__Written request__: Output the material beneath this task exactly, images excluded.

============================================================

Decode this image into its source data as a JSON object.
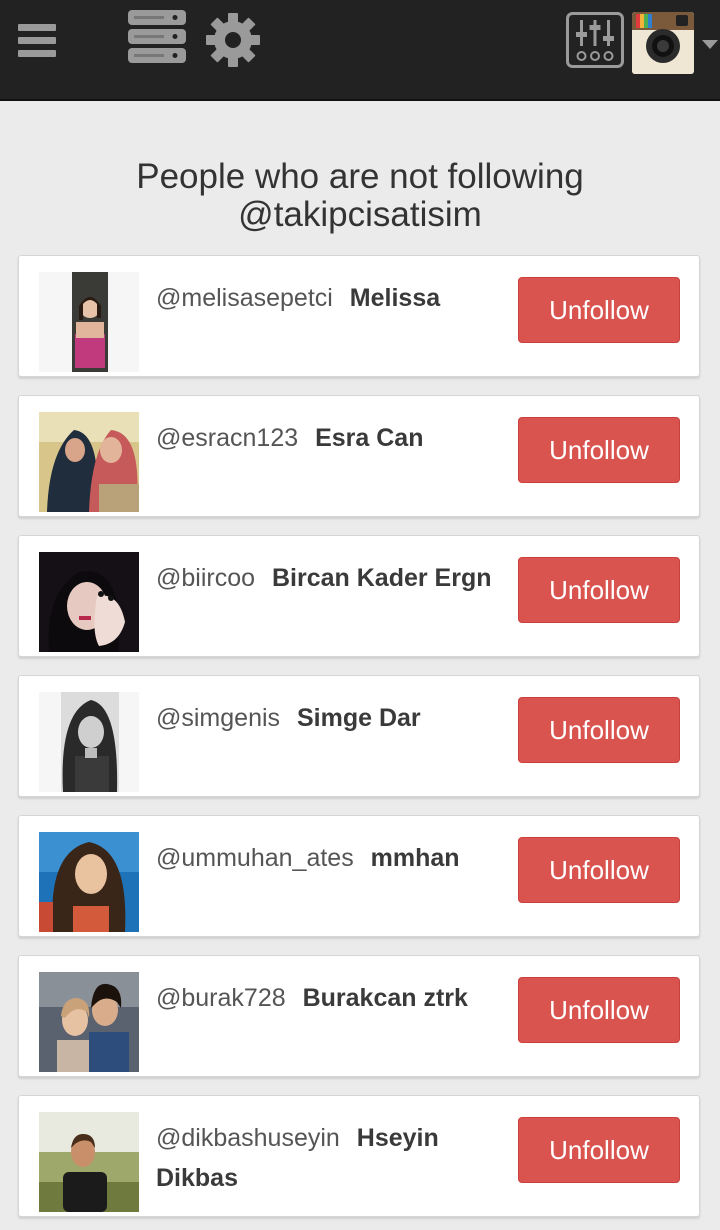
{
  "header": {
    "icons": [
      "menu-icon",
      "server-stack-icon",
      "gear-icon",
      "sliders-icon",
      "instagram-camera-icon",
      "caret-down-icon"
    ]
  },
  "page": {
    "title_line1": "People who are not following",
    "title_line2": "@takipcisatisim"
  },
  "users": [
    {
      "handle": "@melisasepetci",
      "name": "Melissa",
      "button": "Unfollow"
    },
    {
      "handle": "@esracn123",
      "name": "Esra Can",
      "button": "Unfollow"
    },
    {
      "handle": "@biircoo",
      "name": "Bircan Kader Ergn",
      "button": "Unfollow"
    },
    {
      "handle": "@simgenis",
      "name": "Simge Dar",
      "button": "Unfollow"
    },
    {
      "handle": "@ummuhan_ates",
      "name": "mmhan",
      "button": "Unfollow"
    },
    {
      "handle": "@burak728",
      "name": "Burakcan ztrk",
      "button": "Unfollow"
    },
    {
      "handle": "@dikbashuseyin",
      "name": "Hseyin Dikbas",
      "button": "Unfollow"
    }
  ],
  "colors": {
    "topbar": "#222222",
    "background": "#ebebeb",
    "unfollow_button": "#d9534f"
  }
}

============================================================

__Task result__:
Decode this image into its source data as a JSON object.
{
  "header": {
    "icons": [
      "menu-icon",
      "server-stack-icon",
      "gear-icon",
      "sliders-icon",
      "instagram-camera-icon",
      "caret-down-icon"
    ]
  },
  "page": {
    "title_line1": "People who are not following",
    "title_line2": "@takipcisatisim"
  },
  "users": [
    {
      "handle": "@melisasepetci",
      "name": "Melissa",
      "button": "Unfollow"
    },
    {
      "handle": "@esracn123",
      "name": "Esra Can",
      "button": "Unfollow"
    },
    {
      "handle": "@biircoo",
      "name": "Bircan Kader Ergn",
      "button": "Unfollow"
    },
    {
      "handle": "@simgenis",
      "name": "Simge Dar",
      "button": "Unfollow"
    },
    {
      "handle": "@ummuhan_ates",
      "name": "mmhan",
      "button": "Unfollow"
    },
    {
      "handle": "@burak728",
      "name": "Burakcan ztrk",
      "button": "Unfollow"
    },
    {
      "handle": "@dikbashuseyin",
      "name": "Hseyin Dikbas",
      "button": "Unfollow"
    }
  ],
  "colors": {
    "topbar": "#222222",
    "background": "#ebebeb",
    "unfollow_button": "#d9534f"
  }
}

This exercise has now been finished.